**Written task**
All of the material below is to be restated word for word, apart from the pictures.

......

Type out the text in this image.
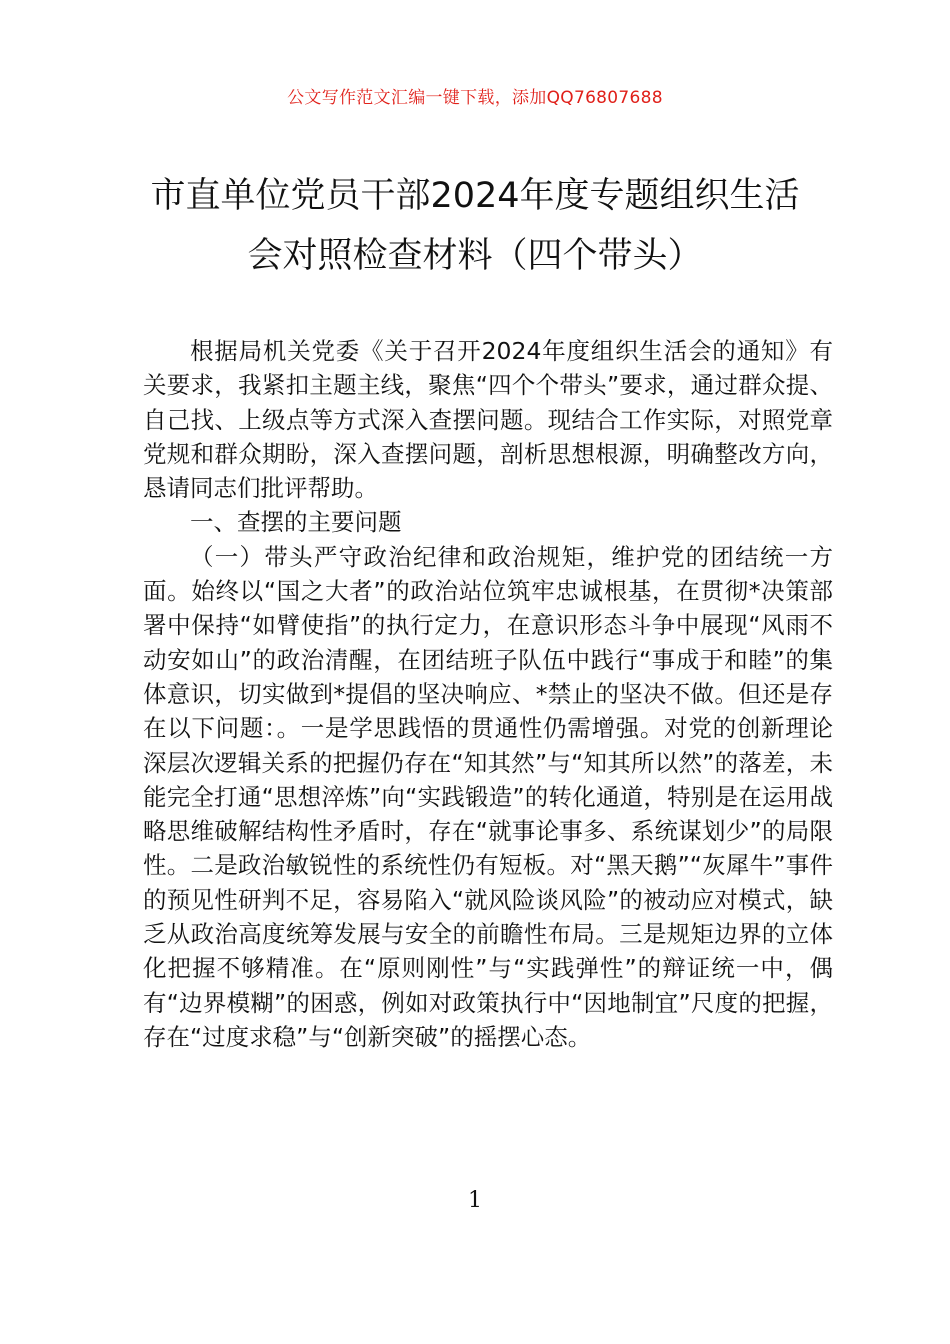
公文写作范文汇编一键下载，添加QQ76807688
市直单位党员干部2024年度专题组织生活
会对照检查材料（四个带头）

根据局机关党委《关于召开2024年度组织生活会的通知》有关要求，我紧扣主题主线，聚焦“四个个带头”要求，通过群众提、自己找、上级点等方式深入查摆问题。现结合工作实际，对照党章党规和群众期盼，深入查摆问题，剖析思想根源，明确整改方向，恳请同志们批评帮助。

一、查摆的主要问题

（一）带头严守政治纪律和政治规矩，维护党的团结统一方面。始终以“国之大者”的政治站位筑牢忠诚根基，在贯彻*决策部署中保持“如臂使指”的执行定力，在意识形态斗争中展现“风雨不动安如山”的政治清醒，在团结班子队伍中践行“事成于和睦”的集体意识，切实做到*提倡的坚决响应、*禁止的坚决不做。但还是存在以下问题：。一是学思践悟的贯通性仍需增强。对党的创新理论深层次逻辑关系的把握仍存在“知其然”与“知其所以然”的落差，未能完全打通“思想淬炼”向“实践锻造”的转化通道，特别是在运用战略思维破解结构性矛盾时，存在“就事论事多、系统谋划少”的局限性。二是政治敏锐性的系统性仍有短板。对“黑天鹅”“灰犀牛”事件的预见性研判不足，容易陷入“就风险谈风险”的被动应对模式，缺乏从政治高度统筹发展与安全的前瞻性布局。三是规矩边界的立体化把握不够精准。在“原则刚性”与“实践弹性”的辩证统一中，偶有“边界模糊”的困惑，例如对政策执行中“因地制宜”尺度的把握，存在“过度求稳”与“创新突破”的摇摆心态。

1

......

**The completed task**
Type out the text in this image.
公文写作范文汇编一键下载，添加QQ76807688
市直单位党员干部2024年度专题组织生活
会对照检查材料（四个带头）

根据局机关党委《关于召开2024年度组织生活会的通知》有关要求，我紧扣主题主线，聚焦“四个个带头”要求，通过群众提、自己找、上级点等方式深入查摆问题。现结合工作实际，对照党章党规和群众期盼，深入查摆问题，剖析思想根源，明确整改方向，恳请同志们批评帮助。

一、查摆的主要问题

（一）带头严守政治纪律和政治规矩，维护党的团结统一方面。始终以“国之大者”的政治站位筑牢忠诚根基，在贯彻*决策部署中保持“如臂使指”的执行定力，在意识形态斗争中展现“风雨不动安如山”的政治清醒，在团结班子队伍中践行“事成于和睦”的集体意识，切实做到*提倡的坚决响应、*禁止的坚决不做。但还是存在以下问题：。一是学思践悟的贯通性仍需增强。对党的创新理论深层次逻辑关系的把握仍存在“知其然”与“知其所以然”的落差，未能完全打通“思想淬炼”向“实践锻造”的转化通道，特别是在运用战略思维破解结构性矛盾时，存在“就事论事多、系统谋划少”的局限性。二是政治敏锐性的系统性仍有短板。对“黑天鹅”“灰犀牛”事件的预见性研判不足，容易陷入“就风险谈风险”的被动应对模式，缺乏从政治高度统筹发展与安全的前瞻性布局。三是规矩边界的立体化把握不够精准。在“原则刚性”与“实践弹性”的辩证统一中，偶有“边界模糊”的困惑，例如对政策执行中“因地制宜”尺度的把握，存在“过度求稳”与“创新突破”的摇摆心态。

1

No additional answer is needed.